■ Material provided ■
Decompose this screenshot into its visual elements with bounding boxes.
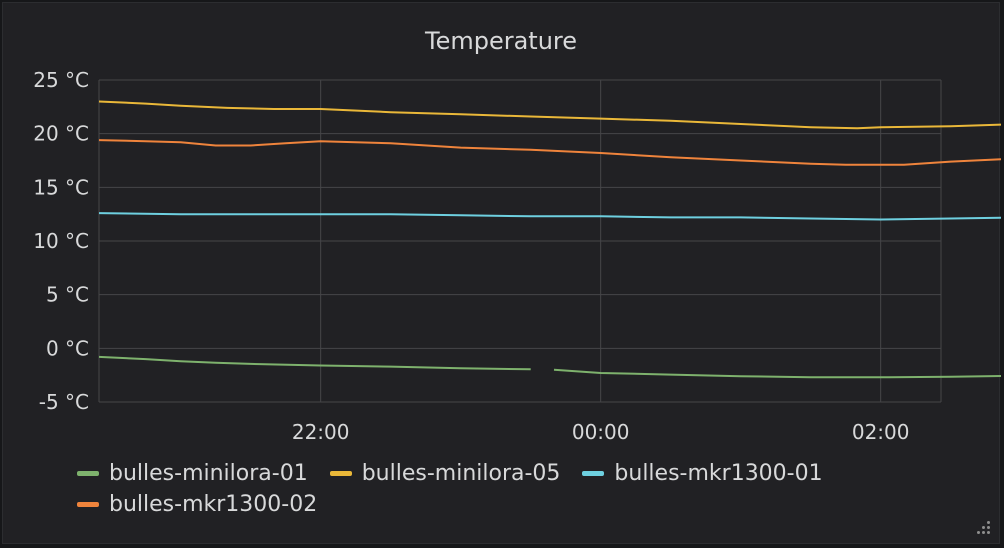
legend-item-bulles-minilora-05[interactable]: bulles-minilora-05 <box>329 461 561 486</box>
y-tick-label: 0 °C <box>46 336 89 360</box>
legend-swatch <box>582 471 605 476</box>
y-tick-label: 20 °C <box>33 122 89 146</box>
y-tick-label: 15 °C <box>33 175 89 199</box>
series-line-bulles-minilora-01 <box>98 355 1001 379</box>
x-tick-label: 22:00 <box>292 420 350 444</box>
y-tick-label: 25 °C <box>33 68 89 92</box>
x-tick-label: 00:00 <box>572 420 630 444</box>
legend-swatch <box>329 471 352 476</box>
y-tick-label: 5 °C <box>46 283 89 307</box>
legend-item-bulles-mkr1300-02[interactable]: bulles-mkr1300-02 <box>77 492 317 517</box>
panel-title: Temperature <box>424 27 578 55</box>
legend-item-bulles-mkr1300-01[interactable]: bulles-mkr1300-01 <box>582 461 823 486</box>
legend-label: bulles-minilora-05 <box>361 461 561 486</box>
resize-handle-icon[interactable] <box>973 519 991 537</box>
legend-label: bulles-mkr1300-02 <box>109 492 318 517</box>
chart-legend: bulles-minilora-01 bulles-minilora-05 bull… <box>77 461 977 517</box>
y-tick-label: -5 °C <box>39 390 89 414</box>
legend-swatch <box>77 471 99 476</box>
legend-swatch <box>77 502 99 507</box>
temperature-chart: 25 °C 20 °C 15 °C 10 °C 5 °C 0 °C -5 °C 22:00 00… <box>33 68 1001 444</box>
series-line-bulles-minilora-05 <box>98 100 1001 130</box>
series-line-bulles-mkr1300-02 <box>98 139 1001 166</box>
legend-item-bulles-minilora-01[interactable]: bulles-minilora-01 <box>77 461 308 486</box>
series-line-bulles-mkr1300-01 <box>98 212 1001 221</box>
x-tick-label: 02:00 <box>852 420 910 444</box>
legend-label: bulles-mkr1300-01 <box>614 461 823 486</box>
y-tick-label: 10 °C <box>33 229 89 253</box>
legend-label: bulles-minilora-01 <box>109 461 308 486</box>
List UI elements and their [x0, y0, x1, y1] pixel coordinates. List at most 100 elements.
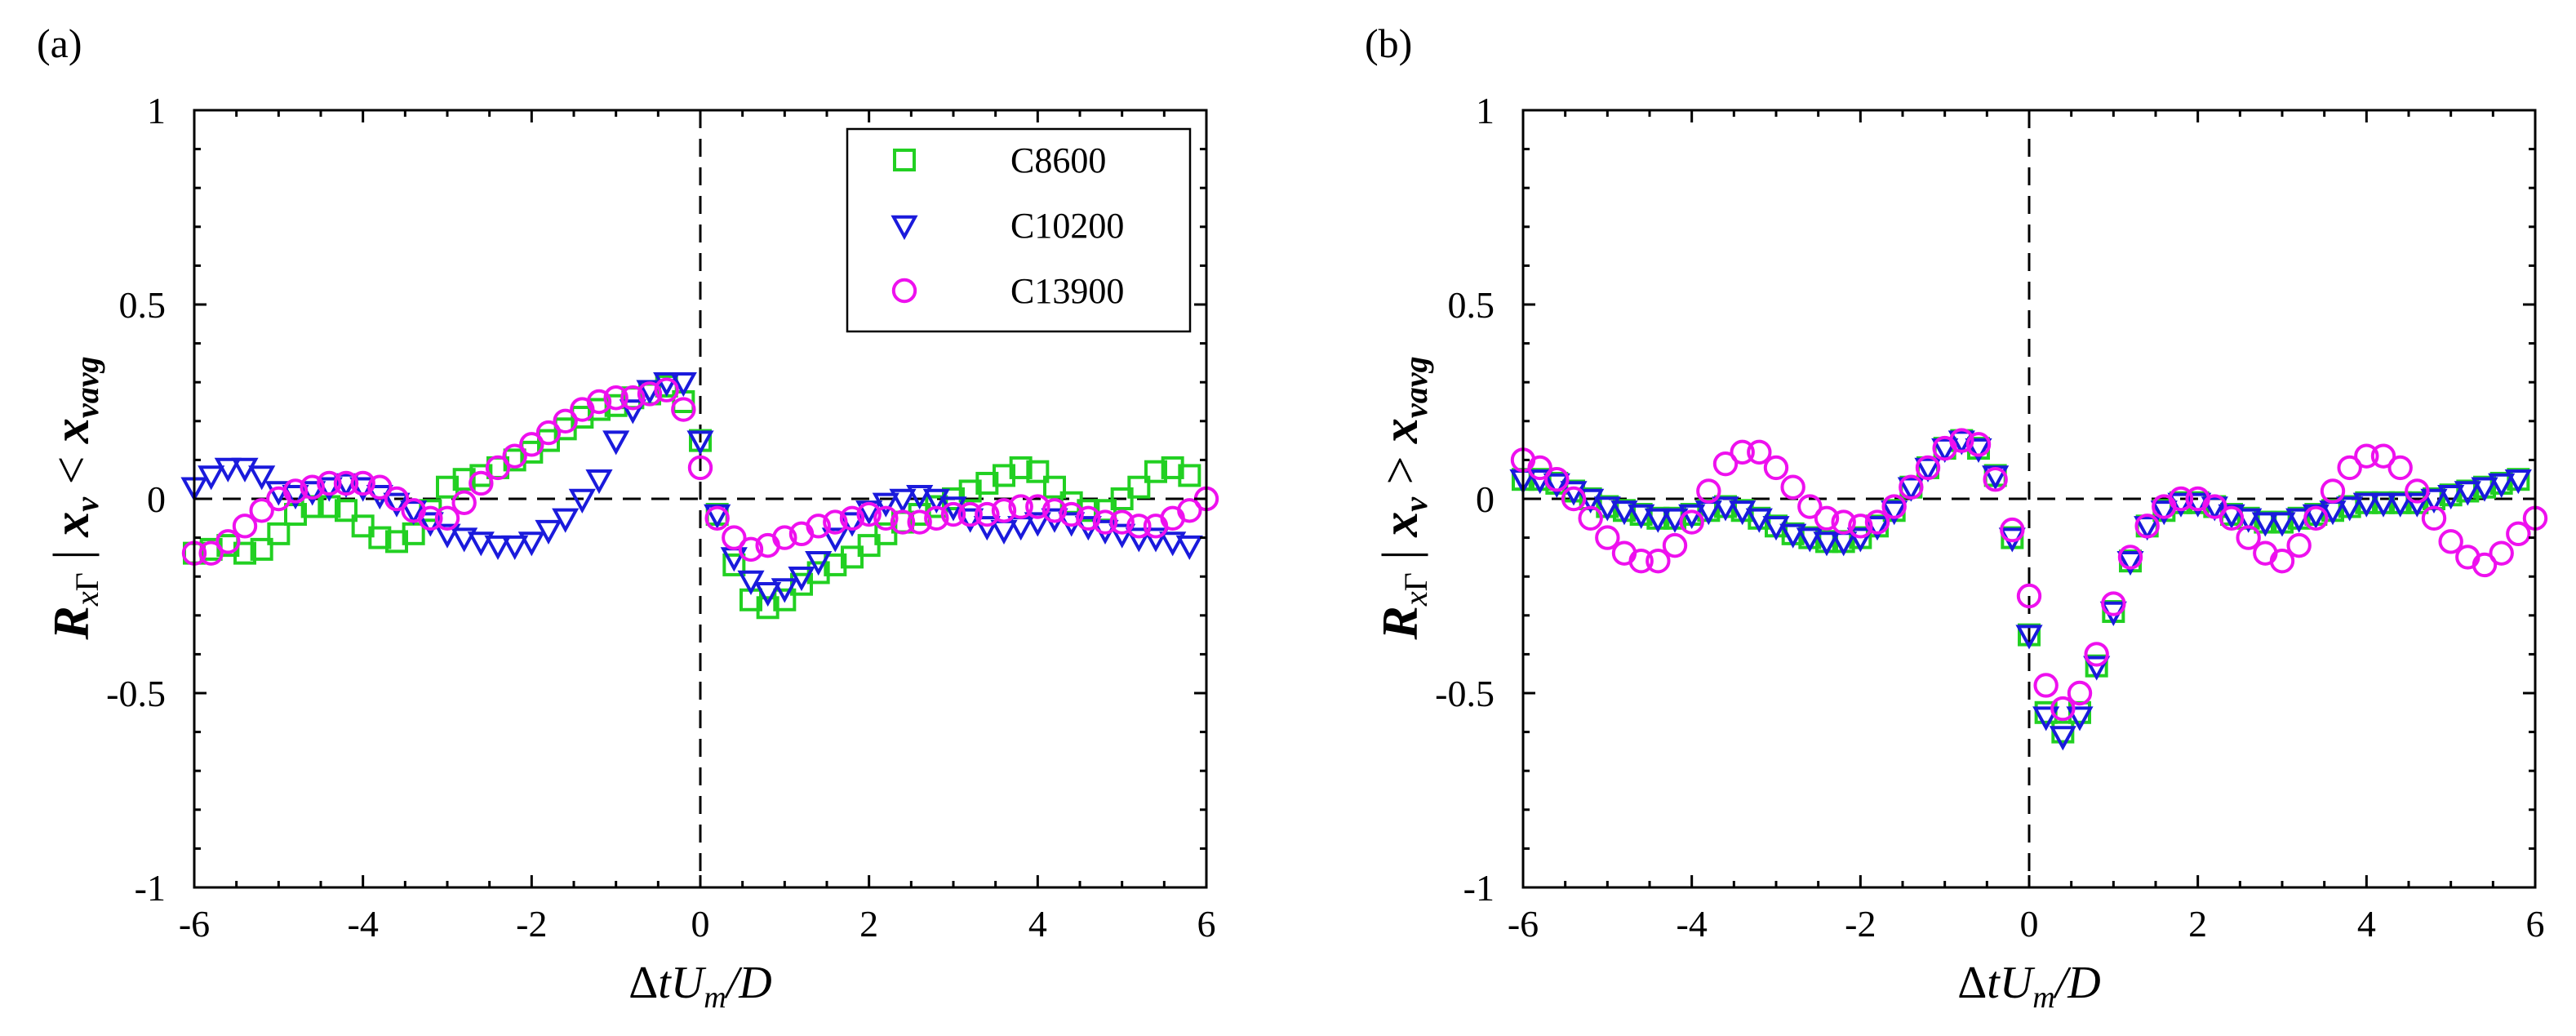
panel-a-point-c13900-49 — [1008, 494, 1033, 519]
panel-a-point-c10200-33 — [737, 570, 765, 595]
panel-a-point-c8600-12 — [385, 530, 408, 554]
panel-a-point-c13900-35 — [772, 525, 797, 550]
panel-b-point-c10200-27 — [1965, 438, 1992, 464]
legend-marker-c10200 — [890, 215, 918, 240]
panel-b-point-c13900-51 — [2370, 443, 2396, 469]
panel-a-y-tick-label: 1 — [147, 90, 166, 131]
panel-a-point-c8600-59 — [1178, 464, 1201, 487]
panel-b-point-c10200-25 — [1931, 438, 1959, 464]
panel-a-legend: C8600 C10200 C13900 — [846, 127, 1192, 333]
panel-a-point-c8600-15 — [436, 475, 459, 499]
panel-a-point-c13900-27 — [637, 381, 663, 407]
panel-a-x-tick-label: -6 — [179, 903, 210, 945]
panel-a-point-c10200-14 — [416, 512, 444, 537]
panel-b: (b) -6 -4 -2 0 2 4 6 -1-0.500.51 ΔtUm/D RxΓ | … — [1365, 20, 2548, 1015]
panel-b-point-c10200-20 — [1846, 527, 1874, 553]
panel-a-point-c8600-32 — [722, 553, 746, 576]
panel-b-point-c13900-34 — [2084, 642, 2109, 667]
panel-a-point-c13900-41 — [873, 505, 899, 531]
panel-b-point-c13900-27 — [1965, 432, 1992, 457]
panel-a-point-c10200-59 — [1175, 535, 1203, 561]
panel-a-point-c10200-35 — [771, 578, 798, 603]
panel-a-point-c10200-20 — [517, 531, 545, 557]
panel-b-y-tick-label: -0.5 — [1435, 673, 1495, 714]
panel-a-point-c13900-19 — [502, 443, 527, 469]
panel-b-point-c10200-44 — [2251, 512, 2279, 537]
panel-a-point-c10200-58 — [1159, 531, 1187, 557]
panel-b-point-c13900-19 — [1831, 509, 1856, 535]
legend-marker-c8600 — [893, 149, 916, 171]
panel-a-point-c10200-13 — [400, 500, 428, 526]
panel-b-point-c10200-7 — [1628, 504, 1655, 529]
panel-b-point-c10200-24 — [1914, 457, 1942, 482]
panel-a-point-c13900-1 — [198, 540, 224, 566]
panel-a-point-c13900-8 — [317, 470, 342, 496]
panel-a-x-tick-label: -4 — [348, 903, 379, 945]
panel-a-point-c13900-14 — [418, 505, 443, 531]
panel-b-point-c10200-34 — [2083, 656, 2111, 681]
panel-a-point-c13900-55 — [1109, 509, 1135, 535]
panel-a-point-c13900-3 — [232, 514, 258, 539]
panel-a-point-c8600-20 — [520, 440, 544, 464]
panel-a-point-c8600-49 — [1009, 456, 1033, 479]
panel-a-point-c13900-54 — [1092, 509, 1118, 535]
panel-b-point-c13900-15 — [1763, 455, 1789, 481]
panel-a-point-c10200-55 — [1108, 523, 1136, 549]
panel-a-point-c13900-45 — [940, 501, 966, 527]
panel-a-point-c13900-2 — [215, 529, 241, 554]
panel-b-ticks — [1521, 109, 2537, 889]
legend-label-c10200: C10200 — [1010, 206, 1124, 246]
panel-a-point-c8600-51 — [1043, 475, 1066, 499]
panel-a-point-c8600-21 — [537, 429, 560, 452]
panel-a-point-c13900-46 — [957, 501, 983, 527]
panel-b-point-c13900-2 — [1544, 467, 1570, 492]
panel-a-point-c13900-50 — [1025, 494, 1050, 519]
panel-b-point-c10200-30 — [2015, 625, 2043, 650]
panel-b-point-c10200-10 — [1678, 504, 1706, 529]
panel-b-point-c13900-11 — [1696, 478, 1721, 504]
panel-a-point-c13900-40 — [856, 501, 882, 527]
panel-b-point-c13900-23 — [1899, 474, 1924, 500]
panel-a-y-tick-label: -0.5 — [106, 673, 166, 714]
panel-a-x-tick-label: -2 — [516, 903, 547, 945]
panel-b-point-c10200-56 — [2454, 481, 2481, 506]
panel-b-point-c13900-18 — [1814, 505, 1840, 531]
panel-b-point-c13900-26 — [1949, 428, 1974, 453]
panel-a-point-c13900-6 — [282, 478, 309, 504]
panel-b-point-c13900-50 — [2354, 443, 2379, 469]
panel-a-point-c8600-5 — [267, 522, 291, 545]
panel-a-point-c8600-24 — [588, 398, 611, 421]
panel-b-point-c13900-54 — [2421, 505, 2447, 531]
legend-label-c13900: C13900 — [1010, 271, 1124, 311]
panel-b-point-c13900-5 — [1595, 525, 1620, 550]
panel-b-point-c10200-54 — [2420, 488, 2448, 514]
panel-a-point-c10200-42 — [889, 488, 917, 514]
legend-marker-c13900 — [891, 278, 917, 304]
panel-a-point-c8600-9 — [335, 499, 358, 522]
panel-b-point-c13900-14 — [1747, 439, 1772, 465]
panel-b-point-c10200-8 — [1644, 508, 1672, 533]
panel-a-point-c13900-37 — [806, 514, 831, 539]
panel-a-x-axis-label: ΔtUm/D — [628, 958, 771, 1015]
panel-a-x-tick-label: 2 — [859, 903, 878, 945]
panel-b-point-c13900-30 — [2016, 583, 2042, 609]
panel-b-x-tick-label: -2 — [1845, 903, 1876, 945]
panel-a-point-c10200-56 — [1125, 527, 1153, 553]
panel-a-y-tick-labels: -1 -0.5 0 0.5 1 — [106, 90, 166, 909]
panel-a-point-c8600-48 — [993, 464, 1015, 487]
panel-a-point-c8600-50 — [1026, 460, 1050, 483]
panel-a-point-c10200-18 — [484, 535, 512, 561]
panel-a-point-c10200-2 — [214, 457, 242, 482]
legend-label-c8600: C8600 — [1010, 140, 1106, 180]
panel-b-point-c10200-37 — [2134, 516, 2161, 541]
panel-b-point-c10200-6 — [1610, 500, 1638, 526]
panel-a-point-c10200-28 — [653, 372, 681, 398]
panel-b-point-c10200-58 — [2488, 473, 2516, 498]
panel-a-point-c10200-22 — [552, 508, 580, 533]
panel-a-point-c8600-41 — [874, 522, 898, 545]
panel-a-point-c13900-51 — [1042, 498, 1068, 523]
panel-a-y-tick-label: 0 — [147, 478, 166, 520]
panel-a-point-c10200-37 — [805, 551, 833, 576]
panel-a-point-c8600-39 — [841, 545, 864, 569]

■ What to do ■
Edit the part of the items that opens with the line containing "panel-a-point-c13900-49 — [1008, 494, 1033, 519]" and closes with the line containing "panel-b-point-c13900-51 — [2370, 443, 2396, 469]" by replacing "legend-marker" with "legend-swatch", leaving everything else unchanged. Give only those lines.

■ Task solution ■
panel-a-point-c13900-49 — [1008, 494, 1033, 519]
panel-a-point-c10200-33 — [737, 570, 765, 595]
panel-a-point-c8600-12 — [385, 530, 408, 554]
panel-a-point-c13900-35 — [772, 525, 797, 550]
panel-b-point-c10200-27 — [1965, 438, 1992, 464]
legend-swatch-c10200 — [890, 215, 918, 240]
panel-b-point-c13900-51 — [2370, 443, 2396, 469]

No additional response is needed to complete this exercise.